_Set exercise_
Gather up all lines that carry the word "Exchange".

[Chart and figure data]
———

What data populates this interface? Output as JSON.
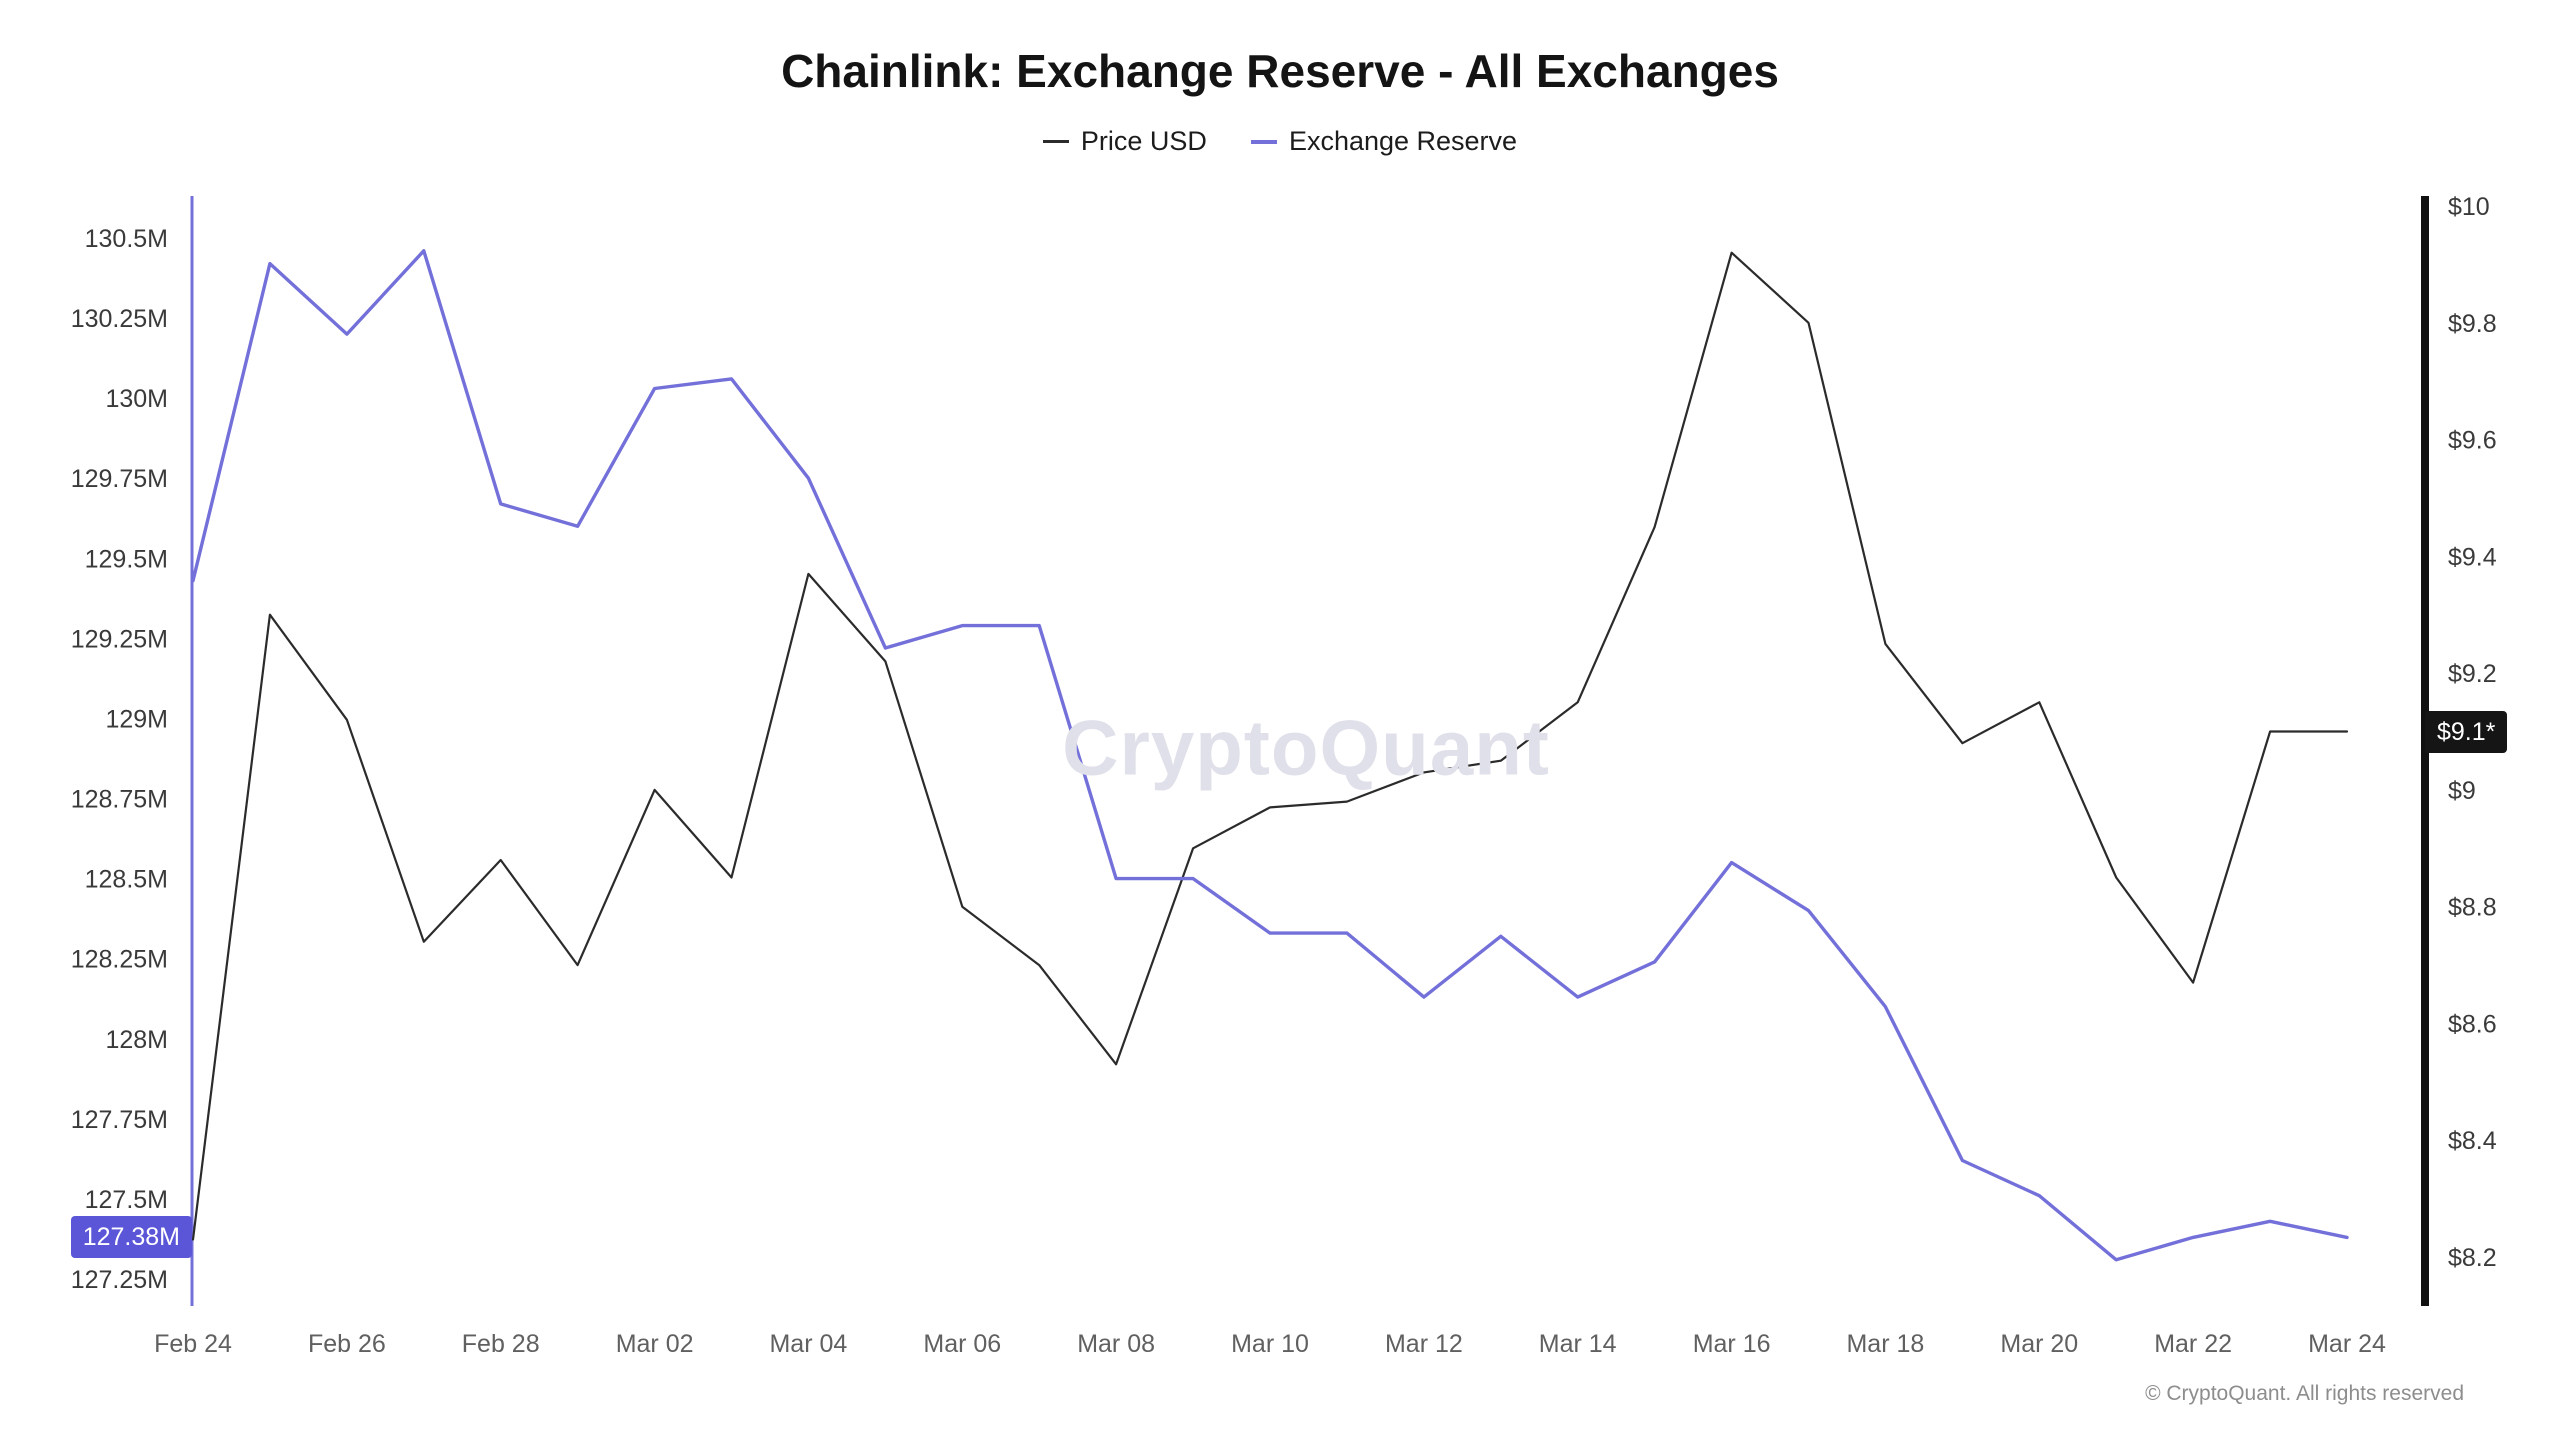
{
  "title": "Chainlink: Exchange Reserve - All Exchanges",
  "watermark": "CryptoQuant",
  "footer": {
    "copyright": "© CryptoQuant. All rights reserved"
  },
  "colors": {
    "price_line": "#2b2b2b",
    "reserve_line": "#7470da",
    "left_badge_bg": "#5b55d8",
    "right_badge_bg": "#151515",
    "right_axis": "#111111"
  },
  "axes": {
    "left": {
      "range": [
        127.25,
        130.5
      ],
      "current_label": "127.38M",
      "current_value": 127.38,
      "ticks": [
        {
          "label": "130.5M",
          "value": 130.5
        },
        {
          "label": "130.25M",
          "value": 130.25
        },
        {
          "label": "130M",
          "value": 130.0
        },
        {
          "label": "129.75M",
          "value": 129.75
        },
        {
          "label": "129.5M",
          "value": 129.5
        },
        {
          "label": "129.25M",
          "value": 129.25
        },
        {
          "label": "129M",
          "value": 129.0
        },
        {
          "label": "128.75M",
          "value": 128.75
        },
        {
          "label": "128.5M",
          "value": 128.5
        },
        {
          "label": "128.25M",
          "value": 128.25
        },
        {
          "label": "128M",
          "value": 128.0
        },
        {
          "label": "127.75M",
          "value": 127.75
        },
        {
          "label": "127.5M",
          "value": 127.5
        },
        {
          "label": "127.25M",
          "value": 127.25
        }
      ]
    },
    "right": {
      "range": [
        8.2,
        10.0
      ],
      "current_label": "$9.1*",
      "current_value": 9.1,
      "ticks": [
        {
          "label": "$10",
          "value": 10.0
        },
        {
          "label": "$9.8",
          "value": 9.8
        },
        {
          "label": "$9.6",
          "value": 9.6
        },
        {
          "label": "$9.4",
          "value": 9.4
        },
        {
          "label": "$9.2",
          "value": 9.2
        },
        {
          "label": "$9",
          "value": 9.0
        },
        {
          "label": "$8.8",
          "value": 8.8
        },
        {
          "label": "$8.6",
          "value": 8.6
        },
        {
          "label": "$8.4",
          "value": 8.4
        },
        {
          "label": "$8.2",
          "value": 8.2
        }
      ]
    }
  },
  "chart_data": {
    "type": "line",
    "title": "Chainlink: Exchange Reserve - All Exchanges",
    "x": [
      "Feb 24",
      "Feb 25",
      "Feb 26",
      "Feb 27",
      "Feb 28",
      "Mar 01",
      "Mar 02",
      "Mar 03",
      "Mar 04",
      "Mar 05",
      "Mar 06",
      "Mar 07",
      "Mar 08",
      "Mar 09",
      "Mar 10",
      "Mar 11",
      "Mar 12",
      "Mar 13",
      "Mar 14",
      "Mar 15",
      "Mar 16",
      "Mar 17",
      "Mar 18",
      "Mar 19",
      "Mar 20",
      "Mar 21",
      "Mar 22",
      "Mar 23",
      "Mar 24"
    ],
    "x_tick_step": 2,
    "legend_position": "top",
    "grid": false,
    "series": [
      {
        "name": "Price USD",
        "axis": "right",
        "color": "#2b2b2b",
        "ylim": [
          8.2,
          10.0
        ],
        "values": [
          8.23,
          9.3,
          9.12,
          8.74,
          8.88,
          8.7,
          9.0,
          8.85,
          9.37,
          9.22,
          8.8,
          8.7,
          8.53,
          8.9,
          8.97,
          8.98,
          9.03,
          9.05,
          9.15,
          9.45,
          9.92,
          9.8,
          9.25,
          9.08,
          9.15,
          8.85,
          8.67,
          9.1,
          9.1
        ]
      },
      {
        "name": "Exchange Reserve",
        "axis": "left",
        "color": "#7470da",
        "ylim": [
          127.25,
          130.5
        ],
        "values": [
          129.43,
          130.42,
          130.2,
          130.46,
          129.67,
          129.6,
          130.03,
          130.06,
          129.75,
          129.22,
          129.29,
          129.29,
          128.5,
          128.5,
          128.33,
          128.33,
          128.13,
          128.32,
          128.13,
          128.24,
          128.55,
          128.4,
          128.1,
          127.62,
          127.51,
          127.31,
          127.38,
          127.43,
          127.38
        ]
      }
    ]
  }
}
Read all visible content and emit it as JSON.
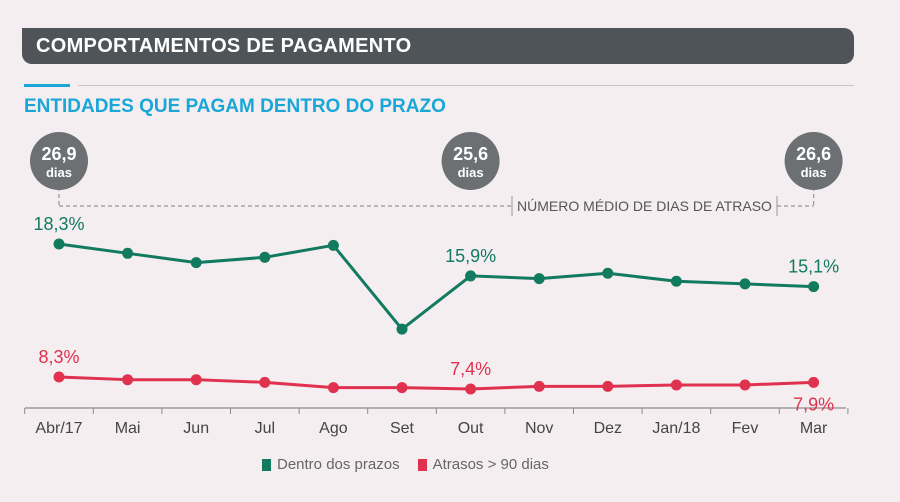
{
  "header": {
    "title": "COMPORTAMENTOS DE PAGAMENTO"
  },
  "subtitle": "ENTIDADES QUE PAGAM DENTRO DO PRAZO",
  "colors": {
    "green": "#127a5e",
    "red": "#e0314f",
    "badge": "#6d7073",
    "axis": "#8e8a8c"
  },
  "chart_data": {
    "type": "line",
    "title": "ENTIDADES QUE PAGAM DENTRO DO PRAZO",
    "categories": [
      "Abr/17",
      "Mai",
      "Jun",
      "Jul",
      "Ago",
      "Set",
      "Out",
      "Nov",
      "Dez",
      "Jan/18",
      "Fev",
      "Mar"
    ],
    "series": [
      {
        "name": "Dentro dos prazos",
        "color": "#127a5e",
        "values": [
          18.3,
          17.6,
          16.9,
          17.3,
          18.2,
          11.9,
          15.9,
          15.7,
          16.1,
          15.5,
          15.3,
          15.1
        ],
        "labels": [
          {
            "index": 0,
            "text": "18,3%"
          },
          {
            "index": 6,
            "text": "15,9%"
          },
          {
            "index": 11,
            "text": "15,1%"
          }
        ]
      },
      {
        "name": "Atrasos > 90 dias",
        "color": "#e0314f",
        "values": [
          8.3,
          8.1,
          8.1,
          7.9,
          7.5,
          7.5,
          7.4,
          7.6,
          7.6,
          7.7,
          7.7,
          7.9
        ],
        "labels": [
          {
            "index": 0,
            "text": "8,3%"
          },
          {
            "index": 6,
            "text": "7,4%"
          },
          {
            "index": 11,
            "text": "7,9%"
          }
        ]
      }
    ],
    "badges": [
      {
        "index": 0,
        "value": "26,9",
        "unit": "dias"
      },
      {
        "index": 6,
        "value": "25,6",
        "unit": "dias"
      },
      {
        "index": 11,
        "value": "26,6",
        "unit": "dias"
      }
    ],
    "annotation": "NÚMERO MÉDIO DE DIAS DE ATRASO",
    "legend_position": "bottom-center",
    "grid": false
  }
}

———

_Right answer_
  "title": "Chainlink: Exchange Reserve - All Exchanges",
    "title": "Chainlink: Exchange Reserve - All Exchanges",
        "name": "Exchange Reserve",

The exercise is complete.